Dataset records
══════
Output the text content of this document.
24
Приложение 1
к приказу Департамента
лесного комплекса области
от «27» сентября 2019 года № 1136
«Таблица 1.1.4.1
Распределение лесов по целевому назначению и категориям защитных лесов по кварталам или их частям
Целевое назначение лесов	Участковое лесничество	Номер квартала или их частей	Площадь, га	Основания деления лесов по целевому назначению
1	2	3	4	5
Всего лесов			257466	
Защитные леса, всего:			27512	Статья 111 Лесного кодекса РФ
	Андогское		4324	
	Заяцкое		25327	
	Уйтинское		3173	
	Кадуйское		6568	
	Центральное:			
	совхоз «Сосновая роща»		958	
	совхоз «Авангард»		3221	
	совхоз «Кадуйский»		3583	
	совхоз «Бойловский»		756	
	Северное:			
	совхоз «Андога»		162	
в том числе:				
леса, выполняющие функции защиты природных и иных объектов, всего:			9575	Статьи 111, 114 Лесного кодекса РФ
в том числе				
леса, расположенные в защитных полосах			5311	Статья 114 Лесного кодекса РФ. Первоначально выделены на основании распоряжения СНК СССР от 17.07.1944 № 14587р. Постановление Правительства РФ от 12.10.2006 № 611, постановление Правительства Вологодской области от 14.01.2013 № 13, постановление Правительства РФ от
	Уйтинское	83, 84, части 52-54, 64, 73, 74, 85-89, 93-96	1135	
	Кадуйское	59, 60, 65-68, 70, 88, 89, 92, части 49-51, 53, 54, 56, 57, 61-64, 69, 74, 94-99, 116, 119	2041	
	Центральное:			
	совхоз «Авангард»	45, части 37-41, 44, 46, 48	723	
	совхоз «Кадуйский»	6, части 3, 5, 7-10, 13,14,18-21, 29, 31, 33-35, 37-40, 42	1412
══════
■ Problem
Write out all records exactly, keeping every detail.

■ Result
Output the text content of this document.
24
Приложение 1
к приказу Департамента
лесного комплекса области
от «27» сентября 2019 года № 1136
«Таблица 1.1.4.1
Распределение лесов по целевому назначению и категориям защитных лесов по кварталам или их частям
Целевое назначение лесов	Участковое лесничество	Номер квартала или их частей	Площадь, га	Основания деления лесов по целевому назначению
1	2	3	4	5
Всего лесов			257466	
Защитные леса, всего:			27512	Статья 111 Лесного кодекса РФ
	Андогское		4324	
	Заяцкое		25327	
	Уйтинское		3173	
	Кадуйское		6568	
	Центральное:			
	совхоз «Сосновая роща»		958	
	совхоз «Авангард»		3221	
	совхоз «Кадуйский»		3583	
	совхоз «Бойловский»		756	
	Северное:			
	совхоз «Андога»		162	
в том числе:				
леса, выполняющие функции защиты природных и иных объектов, всего:			9575	Статьи 111, 114 Лесного кодекса РФ
в том числе				
леса, расположенные в защитных полосах			5311	Статья 114 Лесного кодекса РФ. Первоначально выделены на основании распоряжения СНК СССР от 17.07.1944 № 14587р. Постановление Правительства РФ от 12.10.2006 № 611, постановление Правительства Вологодской области от 14.01.2013 № 13, постановление Правительства РФ от
	Уйтинское	83, 84, части 52-54, 64, 73, 74, 85-89, 93-96	1135	
	Кадуйское	59, 60, 65-68, 70, 88, 89, 92, части 49-51, 53, 54, 56, 57, 61-64, 69, 74, 94-99, 116, 119	2041	
	Центральное:			
	совхоз «Авангард»	45, части 37-41, 44, 46, 48	723	
	совхоз «Кадуйский»	6, части 3, 5, 7-10, 13,14,18-21, 29, 31, 33-35, 37-40, 42	1412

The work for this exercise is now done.